-- BEGIN RECORDS FOR THE TASK --

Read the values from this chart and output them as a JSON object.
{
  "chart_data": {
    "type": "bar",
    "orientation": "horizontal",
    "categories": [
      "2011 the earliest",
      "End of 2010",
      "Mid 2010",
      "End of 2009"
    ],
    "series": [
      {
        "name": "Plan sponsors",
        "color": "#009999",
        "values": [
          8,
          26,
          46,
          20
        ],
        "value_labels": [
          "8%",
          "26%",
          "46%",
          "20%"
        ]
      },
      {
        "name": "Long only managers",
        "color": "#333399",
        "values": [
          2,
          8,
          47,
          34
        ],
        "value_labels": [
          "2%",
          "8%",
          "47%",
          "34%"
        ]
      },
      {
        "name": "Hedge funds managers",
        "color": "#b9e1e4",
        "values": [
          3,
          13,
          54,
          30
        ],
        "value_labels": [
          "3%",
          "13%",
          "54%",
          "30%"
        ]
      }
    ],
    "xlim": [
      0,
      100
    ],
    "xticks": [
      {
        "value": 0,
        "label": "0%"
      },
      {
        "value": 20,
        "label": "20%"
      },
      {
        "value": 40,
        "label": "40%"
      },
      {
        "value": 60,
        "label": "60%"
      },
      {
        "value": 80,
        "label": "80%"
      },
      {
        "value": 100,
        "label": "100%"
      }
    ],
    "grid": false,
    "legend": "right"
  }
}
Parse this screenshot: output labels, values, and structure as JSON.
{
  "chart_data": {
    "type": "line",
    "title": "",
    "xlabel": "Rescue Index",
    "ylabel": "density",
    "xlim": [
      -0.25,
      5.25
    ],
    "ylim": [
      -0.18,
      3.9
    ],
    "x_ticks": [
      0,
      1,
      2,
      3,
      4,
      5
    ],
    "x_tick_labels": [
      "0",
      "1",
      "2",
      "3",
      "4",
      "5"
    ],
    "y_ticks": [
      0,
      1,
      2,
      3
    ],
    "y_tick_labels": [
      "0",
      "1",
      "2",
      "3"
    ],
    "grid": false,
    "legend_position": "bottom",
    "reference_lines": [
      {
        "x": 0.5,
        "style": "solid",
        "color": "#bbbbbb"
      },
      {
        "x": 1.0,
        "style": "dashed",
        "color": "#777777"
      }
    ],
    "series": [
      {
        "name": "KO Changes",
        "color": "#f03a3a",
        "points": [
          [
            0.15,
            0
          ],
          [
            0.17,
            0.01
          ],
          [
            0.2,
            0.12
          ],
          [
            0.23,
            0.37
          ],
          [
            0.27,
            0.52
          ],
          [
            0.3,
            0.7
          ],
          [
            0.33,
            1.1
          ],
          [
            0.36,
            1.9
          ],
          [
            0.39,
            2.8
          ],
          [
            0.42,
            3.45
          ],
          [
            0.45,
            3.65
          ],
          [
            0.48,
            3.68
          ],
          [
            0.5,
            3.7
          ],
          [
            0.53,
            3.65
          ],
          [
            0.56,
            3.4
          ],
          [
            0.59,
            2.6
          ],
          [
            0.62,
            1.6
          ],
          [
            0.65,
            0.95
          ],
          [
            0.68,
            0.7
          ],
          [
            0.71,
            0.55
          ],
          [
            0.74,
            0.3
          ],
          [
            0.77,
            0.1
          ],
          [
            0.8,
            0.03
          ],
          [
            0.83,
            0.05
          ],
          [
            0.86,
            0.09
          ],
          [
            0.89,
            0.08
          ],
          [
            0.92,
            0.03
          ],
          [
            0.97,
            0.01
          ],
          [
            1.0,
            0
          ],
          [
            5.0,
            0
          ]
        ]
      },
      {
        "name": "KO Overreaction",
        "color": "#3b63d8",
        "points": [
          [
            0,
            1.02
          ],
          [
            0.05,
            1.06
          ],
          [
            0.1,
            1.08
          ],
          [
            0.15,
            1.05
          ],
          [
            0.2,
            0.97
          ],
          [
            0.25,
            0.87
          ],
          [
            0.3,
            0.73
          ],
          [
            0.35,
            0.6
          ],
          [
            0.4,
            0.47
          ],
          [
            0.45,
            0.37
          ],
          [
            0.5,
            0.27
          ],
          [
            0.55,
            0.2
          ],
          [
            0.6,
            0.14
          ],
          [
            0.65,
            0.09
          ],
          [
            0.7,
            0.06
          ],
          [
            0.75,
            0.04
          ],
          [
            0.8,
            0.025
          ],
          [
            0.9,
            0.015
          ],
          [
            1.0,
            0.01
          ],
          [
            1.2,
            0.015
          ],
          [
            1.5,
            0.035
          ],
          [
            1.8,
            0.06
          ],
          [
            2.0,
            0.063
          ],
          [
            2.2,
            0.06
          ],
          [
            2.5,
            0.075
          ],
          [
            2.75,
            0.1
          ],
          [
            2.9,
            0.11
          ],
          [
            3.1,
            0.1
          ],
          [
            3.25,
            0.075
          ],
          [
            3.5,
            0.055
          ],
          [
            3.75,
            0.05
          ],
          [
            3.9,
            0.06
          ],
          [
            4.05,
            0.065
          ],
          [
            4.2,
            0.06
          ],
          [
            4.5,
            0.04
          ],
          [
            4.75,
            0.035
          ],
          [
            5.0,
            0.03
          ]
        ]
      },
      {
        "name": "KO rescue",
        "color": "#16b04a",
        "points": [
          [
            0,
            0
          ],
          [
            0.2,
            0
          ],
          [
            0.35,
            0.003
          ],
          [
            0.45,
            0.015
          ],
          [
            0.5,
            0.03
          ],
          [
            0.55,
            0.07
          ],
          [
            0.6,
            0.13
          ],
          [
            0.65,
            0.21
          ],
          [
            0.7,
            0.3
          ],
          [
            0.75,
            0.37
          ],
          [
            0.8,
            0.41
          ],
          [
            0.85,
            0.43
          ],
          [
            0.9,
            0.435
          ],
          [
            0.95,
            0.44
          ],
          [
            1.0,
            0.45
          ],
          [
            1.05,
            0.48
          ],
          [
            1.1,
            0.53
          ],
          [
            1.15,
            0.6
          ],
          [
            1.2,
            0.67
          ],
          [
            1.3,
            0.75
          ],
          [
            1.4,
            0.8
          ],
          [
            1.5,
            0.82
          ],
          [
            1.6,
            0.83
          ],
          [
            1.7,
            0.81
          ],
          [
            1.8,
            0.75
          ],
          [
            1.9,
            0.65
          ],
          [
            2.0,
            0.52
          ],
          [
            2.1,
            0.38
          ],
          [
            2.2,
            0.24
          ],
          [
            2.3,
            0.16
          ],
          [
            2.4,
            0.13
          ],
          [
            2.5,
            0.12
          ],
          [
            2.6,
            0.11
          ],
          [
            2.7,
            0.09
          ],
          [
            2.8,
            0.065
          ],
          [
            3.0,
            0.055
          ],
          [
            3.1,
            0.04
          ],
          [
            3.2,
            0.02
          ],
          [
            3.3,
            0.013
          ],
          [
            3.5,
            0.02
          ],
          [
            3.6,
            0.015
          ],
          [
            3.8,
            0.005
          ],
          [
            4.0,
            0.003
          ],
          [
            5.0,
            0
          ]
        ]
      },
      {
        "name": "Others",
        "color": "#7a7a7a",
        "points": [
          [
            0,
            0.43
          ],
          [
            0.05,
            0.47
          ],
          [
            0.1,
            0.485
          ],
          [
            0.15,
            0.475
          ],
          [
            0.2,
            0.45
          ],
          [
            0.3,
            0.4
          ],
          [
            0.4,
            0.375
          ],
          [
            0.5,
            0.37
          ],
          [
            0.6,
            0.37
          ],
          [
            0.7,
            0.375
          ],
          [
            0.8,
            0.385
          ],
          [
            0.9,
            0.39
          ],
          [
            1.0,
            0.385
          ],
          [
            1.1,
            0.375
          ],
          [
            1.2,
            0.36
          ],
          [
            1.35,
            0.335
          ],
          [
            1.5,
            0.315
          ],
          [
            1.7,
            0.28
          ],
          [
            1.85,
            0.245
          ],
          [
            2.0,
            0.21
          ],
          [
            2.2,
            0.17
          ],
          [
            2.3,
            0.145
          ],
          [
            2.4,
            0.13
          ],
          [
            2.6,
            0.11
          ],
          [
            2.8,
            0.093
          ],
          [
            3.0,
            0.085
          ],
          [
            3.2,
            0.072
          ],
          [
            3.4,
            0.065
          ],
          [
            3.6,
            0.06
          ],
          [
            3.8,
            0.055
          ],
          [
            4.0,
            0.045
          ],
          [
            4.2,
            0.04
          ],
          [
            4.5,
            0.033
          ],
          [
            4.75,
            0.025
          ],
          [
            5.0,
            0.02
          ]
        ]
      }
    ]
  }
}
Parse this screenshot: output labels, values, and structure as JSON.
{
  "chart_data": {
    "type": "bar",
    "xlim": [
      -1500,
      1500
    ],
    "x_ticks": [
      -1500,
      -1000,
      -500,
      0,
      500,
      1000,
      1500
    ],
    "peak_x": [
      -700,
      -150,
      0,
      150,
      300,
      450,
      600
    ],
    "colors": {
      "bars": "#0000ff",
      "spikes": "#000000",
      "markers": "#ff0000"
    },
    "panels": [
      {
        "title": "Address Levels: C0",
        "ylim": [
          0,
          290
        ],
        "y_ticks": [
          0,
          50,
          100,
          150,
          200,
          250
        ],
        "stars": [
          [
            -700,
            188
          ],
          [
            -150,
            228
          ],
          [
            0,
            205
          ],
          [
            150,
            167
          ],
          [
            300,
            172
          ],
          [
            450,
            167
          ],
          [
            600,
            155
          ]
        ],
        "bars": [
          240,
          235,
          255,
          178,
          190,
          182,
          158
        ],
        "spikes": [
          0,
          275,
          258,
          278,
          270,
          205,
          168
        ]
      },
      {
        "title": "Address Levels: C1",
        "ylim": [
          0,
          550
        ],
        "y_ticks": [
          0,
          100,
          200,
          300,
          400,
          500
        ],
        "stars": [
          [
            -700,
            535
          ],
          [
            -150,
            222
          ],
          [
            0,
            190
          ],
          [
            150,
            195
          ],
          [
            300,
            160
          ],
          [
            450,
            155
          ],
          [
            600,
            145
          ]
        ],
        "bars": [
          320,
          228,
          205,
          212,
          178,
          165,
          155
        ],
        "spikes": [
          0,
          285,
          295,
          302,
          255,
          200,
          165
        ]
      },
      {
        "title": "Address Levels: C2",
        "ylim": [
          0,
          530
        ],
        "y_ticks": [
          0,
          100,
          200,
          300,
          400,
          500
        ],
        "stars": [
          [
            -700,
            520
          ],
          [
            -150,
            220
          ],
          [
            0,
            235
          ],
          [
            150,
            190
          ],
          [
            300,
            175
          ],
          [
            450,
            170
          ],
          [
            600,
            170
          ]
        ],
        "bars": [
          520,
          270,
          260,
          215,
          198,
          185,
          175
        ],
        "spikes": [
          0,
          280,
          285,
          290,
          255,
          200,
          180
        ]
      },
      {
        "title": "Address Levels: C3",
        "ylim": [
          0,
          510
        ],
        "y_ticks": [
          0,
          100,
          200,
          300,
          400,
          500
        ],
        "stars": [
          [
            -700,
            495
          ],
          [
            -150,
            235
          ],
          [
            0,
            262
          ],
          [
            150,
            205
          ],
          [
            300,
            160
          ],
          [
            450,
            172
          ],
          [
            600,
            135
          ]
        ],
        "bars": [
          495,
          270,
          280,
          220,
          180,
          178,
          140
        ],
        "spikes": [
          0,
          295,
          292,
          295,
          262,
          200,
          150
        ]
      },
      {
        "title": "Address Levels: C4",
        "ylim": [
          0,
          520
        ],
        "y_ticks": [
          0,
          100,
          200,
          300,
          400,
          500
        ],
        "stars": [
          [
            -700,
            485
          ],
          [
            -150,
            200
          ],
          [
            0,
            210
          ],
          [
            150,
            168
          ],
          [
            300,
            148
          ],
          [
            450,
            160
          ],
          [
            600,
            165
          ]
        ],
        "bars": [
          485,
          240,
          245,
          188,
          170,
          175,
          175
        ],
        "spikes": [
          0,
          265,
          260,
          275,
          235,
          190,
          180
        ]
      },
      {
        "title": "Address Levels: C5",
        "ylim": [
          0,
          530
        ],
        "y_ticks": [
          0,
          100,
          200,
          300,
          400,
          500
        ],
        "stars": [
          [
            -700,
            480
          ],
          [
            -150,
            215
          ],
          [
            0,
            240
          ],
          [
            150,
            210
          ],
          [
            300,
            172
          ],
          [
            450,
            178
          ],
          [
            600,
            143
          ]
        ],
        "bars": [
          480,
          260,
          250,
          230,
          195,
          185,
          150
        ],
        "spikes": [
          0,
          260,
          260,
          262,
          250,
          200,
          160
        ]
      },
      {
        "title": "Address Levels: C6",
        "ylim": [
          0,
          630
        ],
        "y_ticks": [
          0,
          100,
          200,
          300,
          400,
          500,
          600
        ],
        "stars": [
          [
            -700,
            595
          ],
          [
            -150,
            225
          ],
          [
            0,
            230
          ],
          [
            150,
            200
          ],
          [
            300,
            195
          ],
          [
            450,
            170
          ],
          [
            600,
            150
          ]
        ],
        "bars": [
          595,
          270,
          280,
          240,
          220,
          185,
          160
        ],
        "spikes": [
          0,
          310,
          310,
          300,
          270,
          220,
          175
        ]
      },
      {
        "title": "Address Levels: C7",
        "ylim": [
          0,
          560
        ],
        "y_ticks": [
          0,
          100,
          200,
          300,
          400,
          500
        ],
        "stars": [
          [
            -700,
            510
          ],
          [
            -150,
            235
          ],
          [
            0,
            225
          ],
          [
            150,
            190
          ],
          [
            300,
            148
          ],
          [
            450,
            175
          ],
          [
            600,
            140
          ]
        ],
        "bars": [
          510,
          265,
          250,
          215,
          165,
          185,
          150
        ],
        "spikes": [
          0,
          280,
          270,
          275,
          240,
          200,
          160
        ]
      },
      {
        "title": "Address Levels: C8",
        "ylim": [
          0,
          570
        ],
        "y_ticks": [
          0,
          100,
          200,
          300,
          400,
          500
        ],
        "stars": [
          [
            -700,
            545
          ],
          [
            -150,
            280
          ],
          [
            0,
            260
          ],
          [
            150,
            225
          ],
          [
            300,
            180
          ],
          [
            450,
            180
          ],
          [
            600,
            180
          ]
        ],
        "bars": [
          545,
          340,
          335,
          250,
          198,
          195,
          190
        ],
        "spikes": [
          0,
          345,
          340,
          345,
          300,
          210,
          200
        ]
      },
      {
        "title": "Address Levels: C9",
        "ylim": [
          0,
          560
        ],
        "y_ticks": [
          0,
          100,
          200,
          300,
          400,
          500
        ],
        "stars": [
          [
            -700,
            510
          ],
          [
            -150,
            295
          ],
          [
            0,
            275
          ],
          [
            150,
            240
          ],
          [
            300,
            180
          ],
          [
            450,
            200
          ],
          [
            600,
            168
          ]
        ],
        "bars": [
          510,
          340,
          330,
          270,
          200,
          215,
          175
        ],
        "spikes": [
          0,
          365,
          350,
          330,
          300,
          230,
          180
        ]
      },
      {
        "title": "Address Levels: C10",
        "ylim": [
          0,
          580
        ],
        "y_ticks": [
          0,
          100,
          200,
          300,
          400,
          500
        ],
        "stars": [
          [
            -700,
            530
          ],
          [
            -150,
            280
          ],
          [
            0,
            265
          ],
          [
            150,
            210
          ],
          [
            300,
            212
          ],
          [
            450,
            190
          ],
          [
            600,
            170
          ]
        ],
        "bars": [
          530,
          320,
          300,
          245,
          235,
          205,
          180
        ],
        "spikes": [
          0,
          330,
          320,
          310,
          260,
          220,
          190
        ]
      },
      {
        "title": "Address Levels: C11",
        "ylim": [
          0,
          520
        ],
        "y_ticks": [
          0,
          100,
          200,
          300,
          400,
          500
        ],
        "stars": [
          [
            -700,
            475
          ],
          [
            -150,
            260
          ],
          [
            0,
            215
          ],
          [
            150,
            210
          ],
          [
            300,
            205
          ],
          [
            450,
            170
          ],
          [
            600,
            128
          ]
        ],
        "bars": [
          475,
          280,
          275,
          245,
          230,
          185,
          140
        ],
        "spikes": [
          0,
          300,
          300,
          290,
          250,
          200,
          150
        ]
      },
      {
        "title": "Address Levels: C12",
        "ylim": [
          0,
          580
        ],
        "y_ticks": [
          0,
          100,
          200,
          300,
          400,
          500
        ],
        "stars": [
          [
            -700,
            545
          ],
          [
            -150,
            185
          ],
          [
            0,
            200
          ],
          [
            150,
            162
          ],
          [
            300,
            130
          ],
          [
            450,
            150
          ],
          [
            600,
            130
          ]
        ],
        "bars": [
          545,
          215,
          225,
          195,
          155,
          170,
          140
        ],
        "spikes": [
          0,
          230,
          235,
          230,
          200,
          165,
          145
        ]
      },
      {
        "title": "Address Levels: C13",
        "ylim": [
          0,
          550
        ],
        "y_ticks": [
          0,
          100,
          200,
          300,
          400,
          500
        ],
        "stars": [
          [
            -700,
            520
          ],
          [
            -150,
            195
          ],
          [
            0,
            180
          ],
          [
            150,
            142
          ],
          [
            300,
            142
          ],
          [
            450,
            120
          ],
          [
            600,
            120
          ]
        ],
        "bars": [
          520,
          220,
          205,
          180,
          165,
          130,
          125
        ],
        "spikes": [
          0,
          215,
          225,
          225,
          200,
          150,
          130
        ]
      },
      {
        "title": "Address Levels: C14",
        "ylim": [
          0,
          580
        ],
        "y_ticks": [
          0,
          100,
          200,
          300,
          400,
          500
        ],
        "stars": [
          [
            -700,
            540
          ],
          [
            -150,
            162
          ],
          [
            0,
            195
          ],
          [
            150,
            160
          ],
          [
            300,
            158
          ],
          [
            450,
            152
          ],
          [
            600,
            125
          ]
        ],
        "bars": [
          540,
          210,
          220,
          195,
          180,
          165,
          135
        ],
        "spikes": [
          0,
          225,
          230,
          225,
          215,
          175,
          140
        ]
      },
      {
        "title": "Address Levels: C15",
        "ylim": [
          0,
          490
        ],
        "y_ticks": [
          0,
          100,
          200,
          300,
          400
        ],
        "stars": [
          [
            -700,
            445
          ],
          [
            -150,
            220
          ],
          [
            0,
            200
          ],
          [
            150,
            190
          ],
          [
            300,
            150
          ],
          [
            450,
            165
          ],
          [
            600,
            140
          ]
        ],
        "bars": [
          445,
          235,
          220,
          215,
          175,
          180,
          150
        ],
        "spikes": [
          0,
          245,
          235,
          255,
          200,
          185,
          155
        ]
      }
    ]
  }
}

-- END RECORDS FOR THE TASK --

Using the listing above, locate the lines that hold "managers" and copy each one.

● EXERCISE RESPONSE:
        "name": "Long only managers",
        "name": "Hedge funds managers",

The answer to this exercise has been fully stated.